### What is needed
Look through the data below. Collect every line where the word "Ridha" occurs.

[Records excerpted from a collection]
--- Start ---

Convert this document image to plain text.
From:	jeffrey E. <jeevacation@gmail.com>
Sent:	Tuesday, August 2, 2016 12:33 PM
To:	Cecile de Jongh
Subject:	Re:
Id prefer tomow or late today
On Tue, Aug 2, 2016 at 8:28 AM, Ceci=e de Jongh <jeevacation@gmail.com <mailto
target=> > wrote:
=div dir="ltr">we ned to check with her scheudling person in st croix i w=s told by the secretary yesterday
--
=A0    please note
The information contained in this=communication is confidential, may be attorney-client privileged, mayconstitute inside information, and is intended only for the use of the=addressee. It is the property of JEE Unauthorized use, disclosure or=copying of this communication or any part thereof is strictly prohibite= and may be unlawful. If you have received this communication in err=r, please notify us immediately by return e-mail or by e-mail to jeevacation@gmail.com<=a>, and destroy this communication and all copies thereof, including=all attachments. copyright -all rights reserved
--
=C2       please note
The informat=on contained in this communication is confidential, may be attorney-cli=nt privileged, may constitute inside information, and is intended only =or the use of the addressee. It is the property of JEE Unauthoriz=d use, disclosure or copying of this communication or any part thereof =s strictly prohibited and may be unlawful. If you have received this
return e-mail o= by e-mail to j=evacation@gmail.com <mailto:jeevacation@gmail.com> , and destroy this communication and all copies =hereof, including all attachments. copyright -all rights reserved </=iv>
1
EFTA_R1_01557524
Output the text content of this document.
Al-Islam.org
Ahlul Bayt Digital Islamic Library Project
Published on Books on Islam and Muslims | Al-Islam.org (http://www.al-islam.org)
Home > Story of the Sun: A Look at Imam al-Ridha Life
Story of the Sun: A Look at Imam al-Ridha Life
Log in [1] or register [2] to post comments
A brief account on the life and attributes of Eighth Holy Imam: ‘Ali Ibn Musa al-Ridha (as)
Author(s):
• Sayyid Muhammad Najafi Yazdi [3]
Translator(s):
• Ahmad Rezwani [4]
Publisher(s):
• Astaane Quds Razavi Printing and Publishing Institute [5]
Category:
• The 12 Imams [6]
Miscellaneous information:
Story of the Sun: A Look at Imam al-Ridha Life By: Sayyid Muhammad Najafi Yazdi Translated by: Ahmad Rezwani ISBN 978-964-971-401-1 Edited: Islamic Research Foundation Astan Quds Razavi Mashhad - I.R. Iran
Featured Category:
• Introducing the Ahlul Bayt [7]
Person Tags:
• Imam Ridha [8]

--- End ---

### Full response
Home > Story of the Sun: A Look at Imam al-Ridha Life
Story of the Sun: A Look at Imam al-Ridha Life
A brief account on the life and attributes of Eighth Holy Imam: ‘Ali Ibn Musa al-Ridha (as)
Story of the Sun: A Look at Imam al-Ridha Life By: Sayyid Muhammad Najafi Yazdi Translated by: Ahmad Rezwani ISBN 978-964-971-401-1 Edited: Islamic Research Foundation Astan Quds Razavi Mashhad - I.R. Iran
• Imam Ridha [8]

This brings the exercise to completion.